### [Objective]
Reproduce the listing below line for line, without any changes. Leave out the picture.

--- Data shown ---

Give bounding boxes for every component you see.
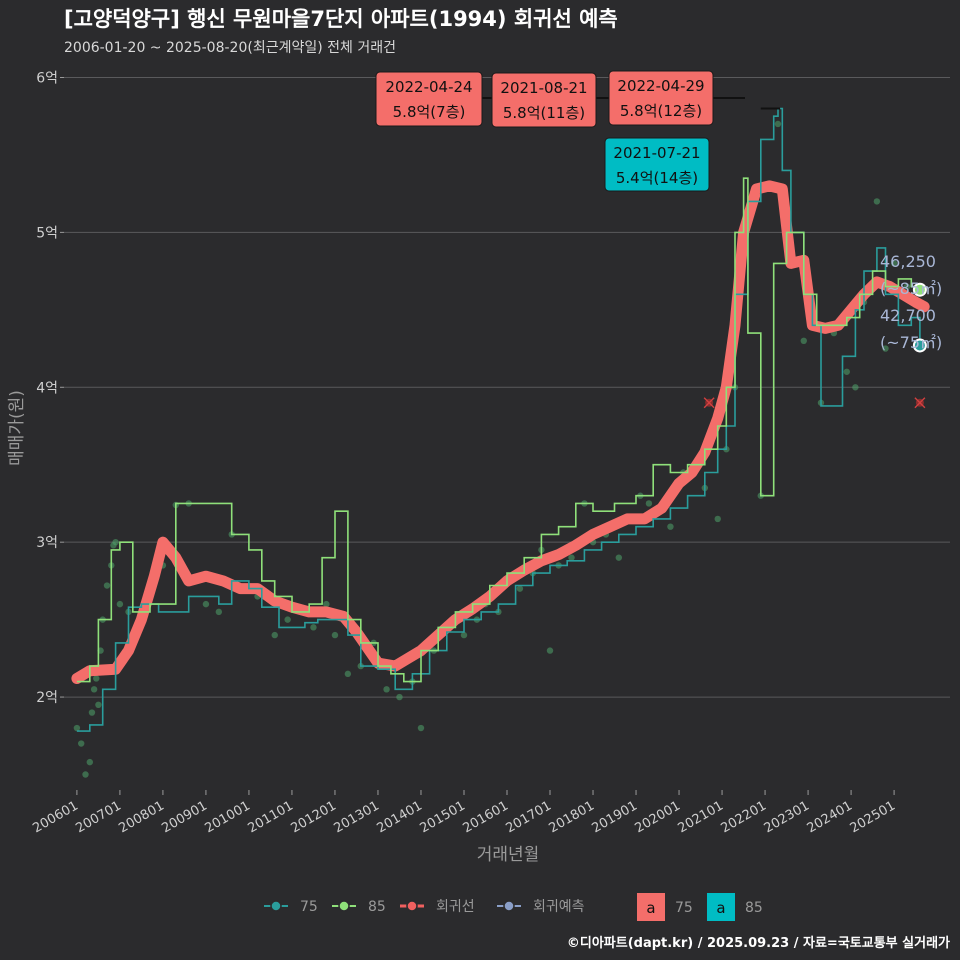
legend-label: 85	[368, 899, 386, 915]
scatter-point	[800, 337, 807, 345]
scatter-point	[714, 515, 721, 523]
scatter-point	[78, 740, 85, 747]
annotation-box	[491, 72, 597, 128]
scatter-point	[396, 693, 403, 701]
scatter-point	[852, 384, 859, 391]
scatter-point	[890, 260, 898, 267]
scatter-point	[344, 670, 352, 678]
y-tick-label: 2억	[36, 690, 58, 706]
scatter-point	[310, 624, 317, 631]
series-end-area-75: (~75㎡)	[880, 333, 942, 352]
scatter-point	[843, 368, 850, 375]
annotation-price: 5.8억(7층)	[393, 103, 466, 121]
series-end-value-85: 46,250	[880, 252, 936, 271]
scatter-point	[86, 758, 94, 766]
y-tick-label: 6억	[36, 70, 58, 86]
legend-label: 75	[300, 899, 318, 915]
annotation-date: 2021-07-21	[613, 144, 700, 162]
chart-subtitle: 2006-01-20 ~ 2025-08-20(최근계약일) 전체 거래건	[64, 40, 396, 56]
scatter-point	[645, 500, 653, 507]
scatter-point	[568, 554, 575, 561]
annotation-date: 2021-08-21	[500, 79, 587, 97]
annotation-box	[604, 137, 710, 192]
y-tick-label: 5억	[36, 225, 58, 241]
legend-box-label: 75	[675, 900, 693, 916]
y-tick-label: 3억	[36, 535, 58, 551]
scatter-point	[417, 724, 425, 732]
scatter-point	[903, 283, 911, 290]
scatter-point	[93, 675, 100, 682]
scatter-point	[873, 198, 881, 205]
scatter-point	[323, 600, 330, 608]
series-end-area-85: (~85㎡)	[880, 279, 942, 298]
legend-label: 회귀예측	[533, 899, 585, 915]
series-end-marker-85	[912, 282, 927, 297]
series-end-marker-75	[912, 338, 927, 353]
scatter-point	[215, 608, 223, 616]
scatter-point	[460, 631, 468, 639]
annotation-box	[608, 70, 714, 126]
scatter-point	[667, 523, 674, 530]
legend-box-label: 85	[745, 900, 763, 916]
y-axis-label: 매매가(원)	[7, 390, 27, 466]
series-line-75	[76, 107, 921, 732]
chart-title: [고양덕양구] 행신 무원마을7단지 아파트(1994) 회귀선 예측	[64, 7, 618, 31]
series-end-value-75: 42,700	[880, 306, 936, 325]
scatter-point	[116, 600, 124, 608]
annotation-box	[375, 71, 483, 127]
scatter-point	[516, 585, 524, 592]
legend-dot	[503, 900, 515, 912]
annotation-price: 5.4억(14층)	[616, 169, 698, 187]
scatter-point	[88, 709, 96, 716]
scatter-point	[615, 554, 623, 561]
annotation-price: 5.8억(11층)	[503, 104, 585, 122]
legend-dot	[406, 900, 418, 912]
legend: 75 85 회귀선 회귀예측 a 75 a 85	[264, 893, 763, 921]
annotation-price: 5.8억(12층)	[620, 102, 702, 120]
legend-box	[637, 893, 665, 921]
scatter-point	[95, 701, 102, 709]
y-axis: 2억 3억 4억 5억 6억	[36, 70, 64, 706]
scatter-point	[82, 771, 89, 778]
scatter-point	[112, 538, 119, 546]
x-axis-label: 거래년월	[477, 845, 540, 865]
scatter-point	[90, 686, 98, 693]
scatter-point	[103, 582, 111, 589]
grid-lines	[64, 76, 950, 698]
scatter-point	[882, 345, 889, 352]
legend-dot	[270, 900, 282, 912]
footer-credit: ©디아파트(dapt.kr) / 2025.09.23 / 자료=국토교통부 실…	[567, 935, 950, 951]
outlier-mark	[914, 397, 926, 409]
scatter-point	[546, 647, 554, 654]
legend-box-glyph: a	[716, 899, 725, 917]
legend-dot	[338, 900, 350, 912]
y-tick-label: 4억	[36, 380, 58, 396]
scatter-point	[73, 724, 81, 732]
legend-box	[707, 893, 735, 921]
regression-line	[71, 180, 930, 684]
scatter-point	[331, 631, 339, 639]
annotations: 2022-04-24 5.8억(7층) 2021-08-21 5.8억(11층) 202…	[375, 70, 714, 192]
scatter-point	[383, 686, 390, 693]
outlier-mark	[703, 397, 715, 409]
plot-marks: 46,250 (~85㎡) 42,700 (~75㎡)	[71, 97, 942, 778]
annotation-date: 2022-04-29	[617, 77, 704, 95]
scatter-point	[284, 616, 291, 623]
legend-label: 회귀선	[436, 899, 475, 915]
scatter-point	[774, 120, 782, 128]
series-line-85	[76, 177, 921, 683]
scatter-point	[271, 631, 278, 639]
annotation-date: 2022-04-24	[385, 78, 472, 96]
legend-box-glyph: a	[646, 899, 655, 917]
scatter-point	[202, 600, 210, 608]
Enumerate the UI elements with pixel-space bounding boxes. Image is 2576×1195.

---

### [Complete answer]
Give bounding boxes for every component you see.
legend-label: 85	[368, 899, 386, 915]
scatter-point	[800, 337, 807, 345]
scatter-point	[714, 515, 721, 523]
scatter-point	[78, 740, 85, 747]
annotation-box	[491, 72, 597, 128]
scatter-point	[396, 693, 403, 701]
scatter-point	[852, 384, 859, 391]
scatter-point	[890, 260, 898, 267]
scatter-point	[344, 670, 352, 678]
y-tick-label: 2억	[36, 690, 58, 706]
scatter-point	[310, 624, 317, 631]
series-end-area-75: (~75㎡)	[880, 333, 942, 352]
scatter-point	[843, 368, 850, 375]
annotation-price: 5.8억(7층)	[393, 103, 466, 121]
series-end-value-85: 46,250	[880, 252, 936, 271]
scatter-point	[86, 758, 94, 766]
y-tick-label: 6억	[36, 70, 58, 86]
legend-label: 75	[300, 899, 318, 915]
annotation-date: 2021-07-21	[613, 144, 700, 162]
chart-subtitle: 2006-01-20 ~ 2025-08-20(최근계약일) 전체 거래건	[64, 40, 396, 56]
scatter-point	[645, 500, 653, 507]
scatter-point	[568, 554, 575, 561]
annotation-date: 2021-08-21	[500, 79, 587, 97]
annotation-box	[604, 137, 710, 192]
y-tick-label: 5억	[36, 225, 58, 241]
legend-box-label: 75	[675, 900, 693, 916]
y-tick-label: 3억	[36, 535, 58, 551]
scatter-point	[417, 724, 425, 732]
scatter-point	[903, 283, 911, 290]
scatter-point	[93, 675, 100, 682]
scatter-point	[873, 198, 881, 205]
scatter-point	[323, 600, 330, 608]
series-end-area-85: (~85㎡)	[880, 279, 942, 298]
legend-label: 회귀예측	[533, 899, 585, 915]
series-end-marker-85	[912, 282, 927, 297]
series-end-marker-75	[912, 338, 927, 353]
scatter-point	[215, 608, 223, 616]
scatter-point	[460, 631, 468, 639]
annotation-box	[608, 70, 714, 126]
scatter-point	[667, 523, 674, 530]
legend-box-label: 85	[745, 900, 763, 916]
y-axis-label: 매매가(원)	[7, 390, 27, 466]
series-line-75	[76, 107, 921, 732]
chart-title: [고양덕양구] 행신 무원마을7단지 아파트(1994) 회귀선 예측	[64, 7, 618, 31]
series-end-value-75: 42,700	[880, 306, 936, 325]
scatter-point	[116, 600, 124, 608]
annotation-box	[375, 71, 483, 127]
scatter-point	[516, 585, 524, 592]
legend-dot	[503, 900, 515, 912]
annotation-price: 5.4억(14층)	[616, 169, 698, 187]
scatter-point	[88, 709, 96, 716]
scatter-point	[615, 554, 623, 561]
annotation-price: 5.8억(11층)	[503, 104, 585, 122]
legend-dot	[406, 900, 418, 912]
legend: 75 85 회귀선 회귀예측 a 75 a 85	[264, 893, 763, 921]
annotation-price: 5.8억(12층)	[620, 102, 702, 120]
legend-box	[637, 893, 665, 921]
scatter-point	[95, 701, 102, 709]
y-axis: 2억 3억 4억 5억 6억	[36, 70, 64, 706]
scatter-point	[82, 771, 89, 778]
scatter-point	[112, 538, 119, 546]
x-axis-label: 거래년월	[477, 845, 540, 865]
scatter-point	[90, 686, 98, 693]
scatter-point	[103, 582, 111, 589]
grid-lines	[64, 76, 950, 698]
scatter-point	[882, 345, 889, 352]
legend-dot	[270, 900, 282, 912]
footer-credit: ©디아파트(dapt.kr) / 2025.09.23 / 자료=국토교통부 실…	[567, 935, 950, 951]
outlier-mark	[914, 397, 926, 409]
scatter-point	[546, 647, 554, 654]
legend-box-glyph: a	[716, 899, 725, 917]
legend-dot	[338, 900, 350, 912]
y-tick-label: 4억	[36, 380, 58, 396]
scatter-point	[73, 724, 81, 732]
legend-box	[707, 893, 735, 921]
regression-line	[71, 180, 930, 684]
scatter-point	[331, 631, 339, 639]
annotations: 2022-04-24 5.8억(7층) 2021-08-21 5.8억(11층) 202…	[375, 70, 714, 192]
scatter-point	[383, 686, 390, 693]
outlier-mark	[703, 397, 715, 409]
plot-marks: 46,250 (~85㎡) 42,700 (~75㎡)	[71, 97, 942, 778]
annotation-date: 2022-04-29	[617, 77, 704, 95]
scatter-point	[284, 616, 291, 623]
legend-label: 회귀선	[436, 899, 475, 915]
scatter-point	[774, 120, 782, 128]
series-line-85	[76, 177, 921, 683]
scatter-point	[271, 631, 278, 639]
annotation-date: 2022-04-24	[385, 78, 472, 96]
legend-box-glyph: a	[646, 899, 655, 917]
scatter-point	[202, 600, 210, 608]
Enumerate the UI elements with pixel-space bounding boxes. Image is 2576×1195.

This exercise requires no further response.